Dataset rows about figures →
--- START ---
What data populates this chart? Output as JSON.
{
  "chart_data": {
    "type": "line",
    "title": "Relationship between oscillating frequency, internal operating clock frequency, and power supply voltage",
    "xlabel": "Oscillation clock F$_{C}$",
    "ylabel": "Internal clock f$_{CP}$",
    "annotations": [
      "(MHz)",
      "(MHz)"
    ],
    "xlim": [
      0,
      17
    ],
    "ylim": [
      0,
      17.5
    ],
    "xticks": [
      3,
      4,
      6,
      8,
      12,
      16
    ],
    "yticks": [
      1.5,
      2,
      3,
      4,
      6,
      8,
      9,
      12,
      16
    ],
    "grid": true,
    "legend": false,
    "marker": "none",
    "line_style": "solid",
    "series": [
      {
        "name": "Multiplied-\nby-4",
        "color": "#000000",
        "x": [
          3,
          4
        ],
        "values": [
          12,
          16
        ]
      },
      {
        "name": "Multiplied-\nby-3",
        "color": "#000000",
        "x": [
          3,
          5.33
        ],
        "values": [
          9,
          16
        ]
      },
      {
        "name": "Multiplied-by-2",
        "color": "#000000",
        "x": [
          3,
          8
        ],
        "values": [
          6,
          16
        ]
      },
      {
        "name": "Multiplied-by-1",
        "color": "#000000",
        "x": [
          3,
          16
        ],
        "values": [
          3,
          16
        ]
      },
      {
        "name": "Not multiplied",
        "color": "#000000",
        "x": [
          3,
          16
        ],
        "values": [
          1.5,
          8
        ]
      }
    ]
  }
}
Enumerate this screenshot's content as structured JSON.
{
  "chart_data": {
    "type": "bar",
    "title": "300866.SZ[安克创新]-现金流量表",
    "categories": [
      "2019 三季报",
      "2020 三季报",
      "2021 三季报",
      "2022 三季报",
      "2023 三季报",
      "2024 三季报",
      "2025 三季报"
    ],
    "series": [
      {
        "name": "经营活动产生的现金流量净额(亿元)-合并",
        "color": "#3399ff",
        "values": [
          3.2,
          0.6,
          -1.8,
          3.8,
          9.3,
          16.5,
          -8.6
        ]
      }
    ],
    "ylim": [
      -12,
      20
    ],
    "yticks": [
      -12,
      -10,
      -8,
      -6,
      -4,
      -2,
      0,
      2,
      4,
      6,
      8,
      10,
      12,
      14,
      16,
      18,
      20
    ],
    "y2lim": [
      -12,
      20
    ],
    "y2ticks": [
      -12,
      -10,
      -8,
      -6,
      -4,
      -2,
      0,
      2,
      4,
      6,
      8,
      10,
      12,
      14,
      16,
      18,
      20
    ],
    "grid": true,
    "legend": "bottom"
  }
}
--- END ---
What is needed →
Print out every record again, exactly and in full.

Response →
What data populates this chart? Output as JSON.
{
  "chart_data": {
    "type": "line",
    "title": "Relationship between oscillating frequency, internal operating clock frequency, and power supply voltage",
    "xlabel": "Oscillation clock F$_{C}$",
    "ylabel": "Internal clock f$_{CP}$",
    "annotations": [
      "(MHz)",
      "(MHz)"
    ],
    "xlim": [
      0,
      17
    ],
    "ylim": [
      0,
      17.5
    ],
    "xticks": [
      3,
      4,
      6,
      8,
      12,
      16
    ],
    "yticks": [
      1.5,
      2,
      3,
      4,
      6,
      8,
      9,
      12,
      16
    ],
    "grid": true,
    "legend": false,
    "marker": "none",
    "line_style": "solid",
    "series": [
      {
        "name": "Multiplied-\nby-4",
        "color": "#000000",
        "x": [
          3,
          4
        ],
        "values": [
          12,
          16
        ]
      },
      {
        "name": "Multiplied-\nby-3",
        "color": "#000000",
        "x": [
          3,
          5.33
        ],
        "values": [
          9,
          16
        ]
      },
      {
        "name": "Multiplied-by-2",
        "color": "#000000",
        "x": [
          3,
          8
        ],
        "values": [
          6,
          16
        ]
      },
      {
        "name": "Multiplied-by-1",
        "color": "#000000",
        "x": [
          3,
          16
        ],
        "values": [
          3,
          16
        ]
      },
      {
        "name": "Not multiplied",
        "color": "#000000",
        "x": [
          3,
          16
        ],
        "values": [
          1.5,
          8
        ]
      }
    ]
  }
}
Enumerate this screenshot's content as structured JSON.
{
  "chart_data": {
    "type": "bar",
    "title": "300866.SZ[安克创新]-现金流量表",
    "categories": [
      "2019 三季报",
      "2020 三季报",
      "2021 三季报",
      "2022 三季报",
      "2023 三季报",
      "2024 三季报",
      "2025 三季报"
    ],
    "series": [
      {
        "name": "经营活动产生的现金流量净额(亿元)-合并",
        "color": "#3399ff",
        "values": [
          3.2,
          0.6,
          -1.8,
          3.8,
          9.3,
          16.5,
          -8.6
        ]
      }
    ],
    "ylim": [
      -12,
      20
    ],
    "yticks": [
      -12,
      -10,
      -8,
      -6,
      -4,
      -2,
      0,
      2,
      4,
      6,
      8,
      10,
      12,
      14,
      16,
      18,
      20
    ],
    "y2lim": [
      -12,
      20
    ],
    "y2ticks": [
      -12,
      -10,
      -8,
      -6,
      -4,
      -2,
      0,
      2,
      4,
      6,
      8,
      10,
      12,
      14,
      16,
      18,
      20
    ],
    "grid": true,
    "legend": "bottom"
  }
}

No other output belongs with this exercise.